Using the listing below, select the lines with the word "bilaterale" and copy them.

___ Material for the task ___

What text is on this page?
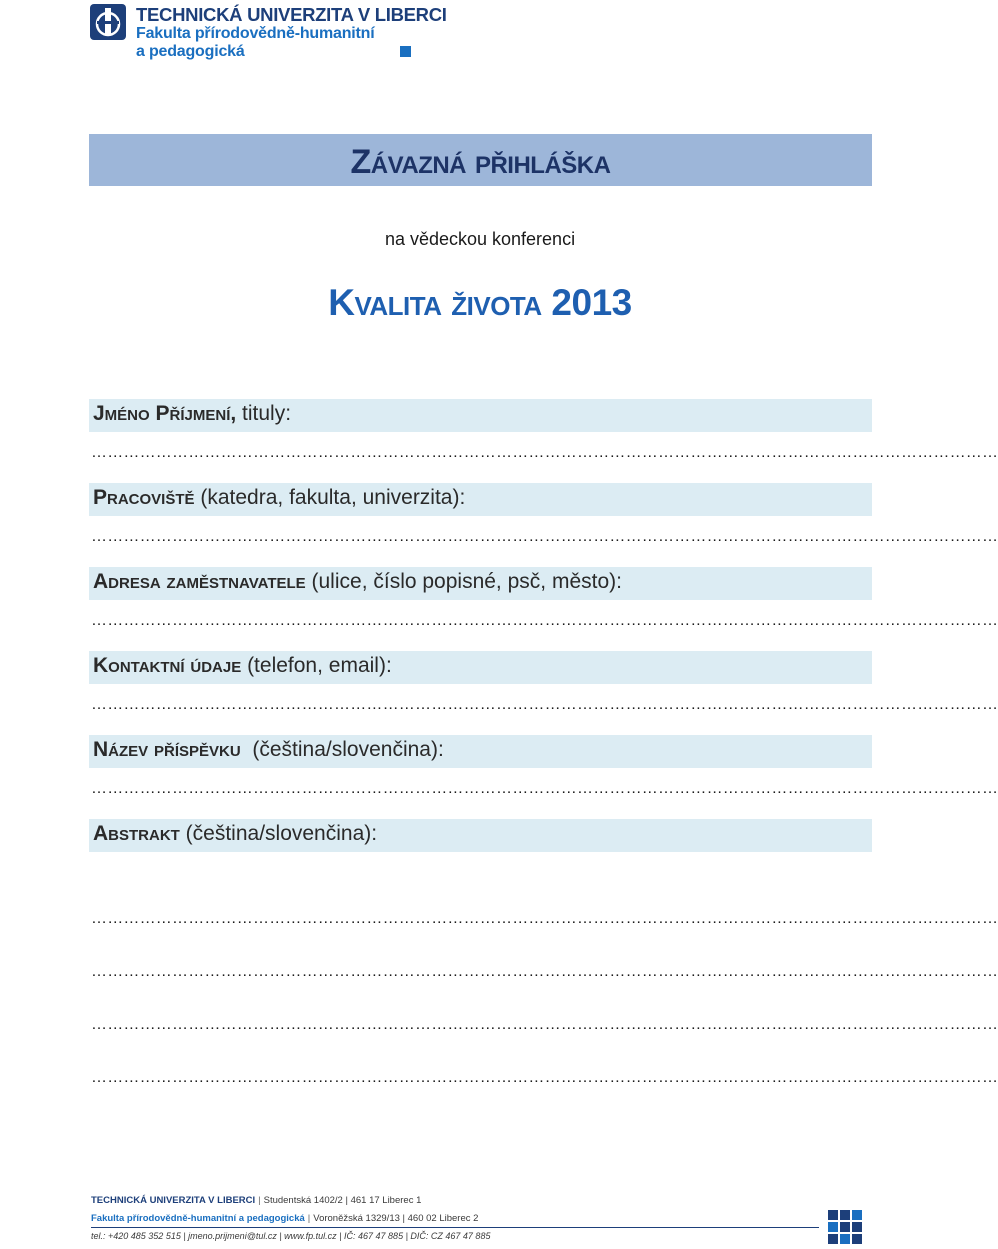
TECHNICKÁ UNIVERZITA V LIBERCI
Fakulta přírodovědně-humanitní
a pedagogická
Závazná přihláška
na vědeckou konferenci
Kvalita života 2013
Jméno Příjmení, tituly:
……………………………………………………………………………………………………………………………………………………
Pracoviště (katedra, fakulta, univerzita):
……………………………………………………………………………………………………………………………………………………
Adresa zaměstnavatele (ulice, číslo popisné, psč, město):
……………………………………………………………………………………………………………………………………………………
Kontaktní údaje (telefon, email):
……………………………………………………………………………………………………………………………………………………
Název příspěvku  (čeština/slovenčina):
……………………………………………………………………………………………………………………………………………………
Abstrakt (čeština/slovenčina):
……………………………………………………………………………………………………………………………………………………
……………………………………………………………………………………………………………………………………………………
……………………………………………………………………………………………………………………………………………………
……………………………………………………………………………………………………………………………………………………
TECHNICKÁ UNIVERZITA V LIBERCI | Studentská 1402/2 | 461 17 Liberec 1
Fakulta přírodovědně-humanitní a pedagogická | Voroněžská 1329/13 | 460 02 Liberec 2
tel.: +420 485 352 515 | jmeno.prijmeni@tul.cz | www.fp.tul.cz | IČ: 467 47 885 | DIČ: CZ 467 47 885
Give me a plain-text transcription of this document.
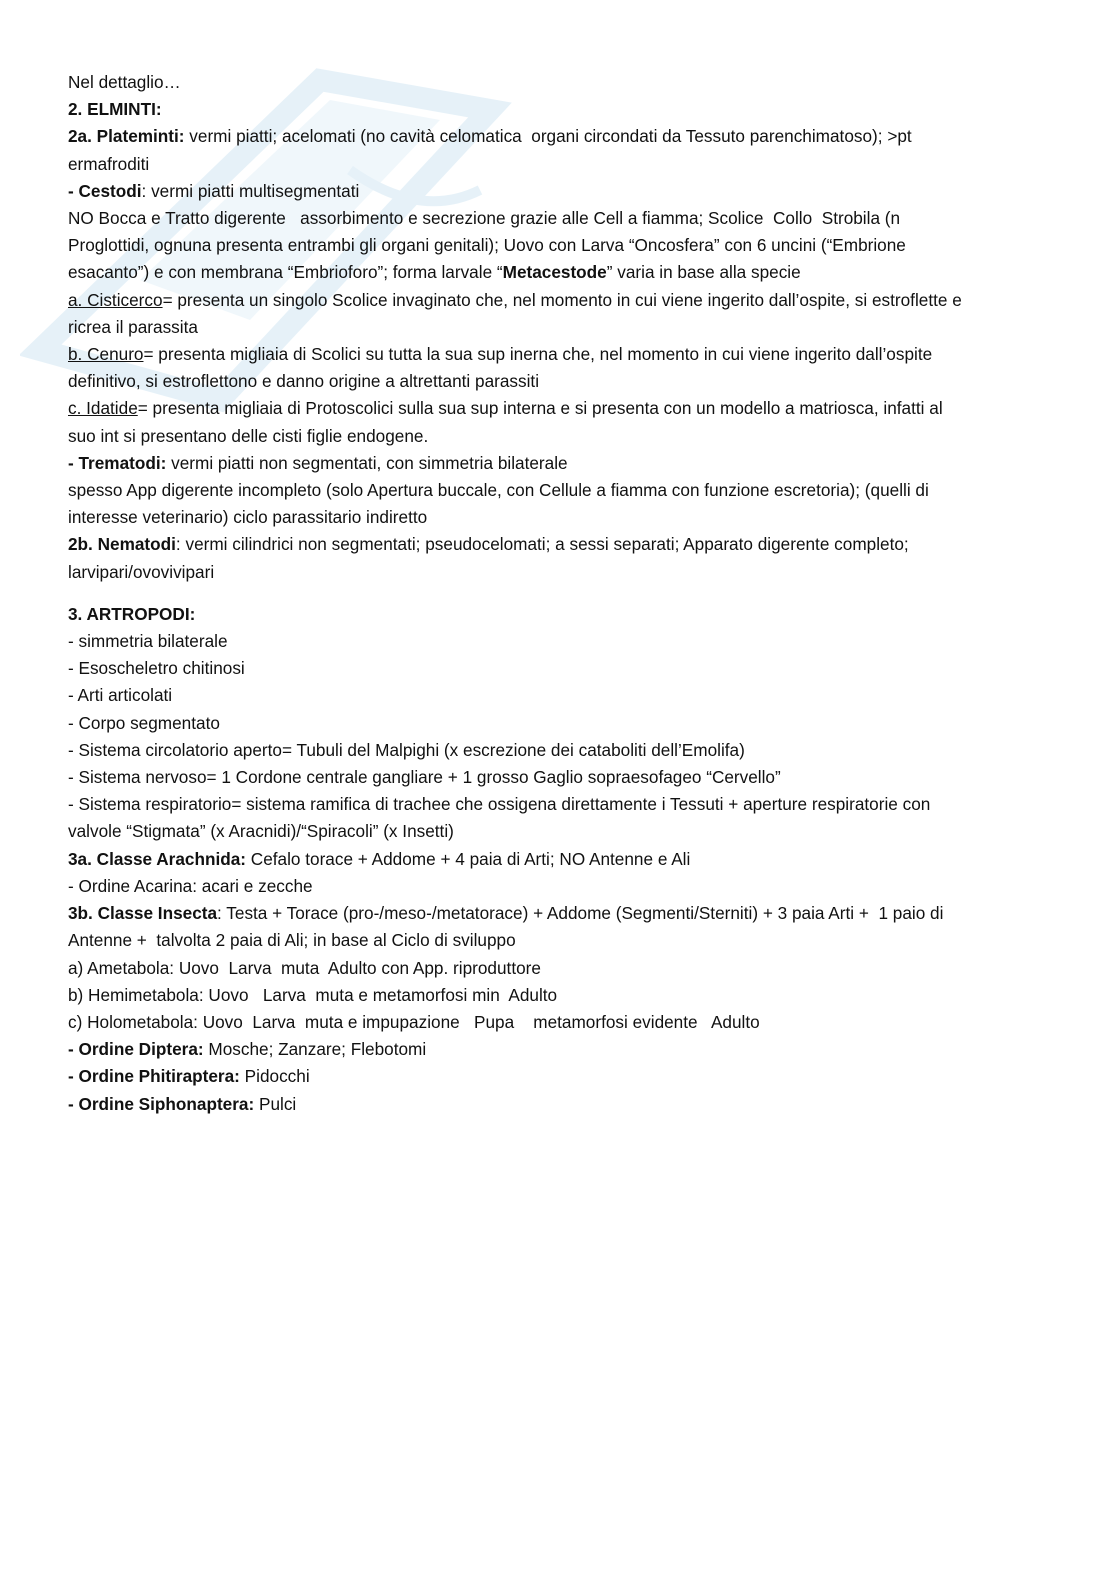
Nel dettaglio…

2. ELMINTI:

2a. Plateminti: vermi piatti; acelomati (no cavità celomatica  organi circondati da Tessuto parenchimatoso); >pt

ermafroditi

- Cestodi: vermi piatti multisegmentati

NO Bocca e Tratto digerente   assorbimento e secrezione grazie alle Cell a fiamma; Scolice  Collo  Strobila (n

Proglottidi, ognuna presenta entrambi gli organi genitali); Uovo con Larva “Oncosfera” con 6 uncini (“Embrione

esacanto”) e con membrana “Embrioforo”; forma larvale “Metacestode” varia in base alla specie

a. Cisticerco= presenta un singolo Scolice invaginato che, nel momento in cui viene ingerito dall’ospite, si estroflette e

ricrea il parassita

b. Cenuro= presenta migliaia di Scolici su tutta la sua sup inerna che, nel momento in cui viene ingerito dall’ospite

definitivo, si estroflettono e danno origine a altrettanti parassiti

c. Idatide= presenta migliaia di Protoscolici sulla sua sup interna e si presenta con un modello a matriosca, infatti al

suo int si presentano delle cisti figlie endogene.

- Trematodi: vermi piatti non segmentati, con simmetria bilaterale

spesso App digerente incompleto (solo Apertura buccale, con Cellule a fiamma con funzione escretoria); (quelli di

interesse veterinario) ciclo parassitario indiretto

2b. Nematodi: vermi cilindrici non segmentati; pseudocelomati; a sessi separati; Apparato digerente completo;

larvipari/ovovivipari

3. ARTROPODI:

- simmetria bilaterale

- Esoscheletro chitinosi

- Arti articolati

- Corpo segmentato

- Sistema circolatorio aperto= Tubuli del Malpighi (x escrezione dei cataboliti dell’Emolifa)

- Sistema nervoso= 1 Cordone centrale gangliare + 1 grosso Gaglio sopraesofageo “Cervello”

- Sistema respiratorio= sistema ramifica di trachee che ossigena direttamente i Tessuti + aperture respiratorie con

valvole “Stigmata” (x Aracnidi)/“Spiracoli” (x Insetti)

3a. Classe Arachnida: Cefalo torace + Addome + 4 paia di Arti; NO Antenne e Ali

- Ordine Acarina: acari e zecche

3b. Classe Insecta: Testa + Torace (pro-/meso-/metatorace) + Addome (Segmenti/Sterniti) + 3 paia Arti +  1 paio di

Antenne +  talvolta 2 paia di Ali; in base al Ciclo di sviluppo

a) Ametabola: Uovo  Larva  muta  Adulto con App. riproduttore

b) Hemimetabola: Uovo   Larva  muta e metamorfosi min  Adulto

c) Holometabola: Uovo  Larva  muta e impupazione   Pupa    metamorfosi evidente   Adulto

- Ordine Diptera: Mosche; Zanzare; Flebotomi

- Ordine Phitiraptera: Pidocchi

- Ordine Siphonaptera: Pulci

___

The reply:
- Trematodi: vermi piatti non segmentati, con simmetria bilaterale
- simmetria bilaterale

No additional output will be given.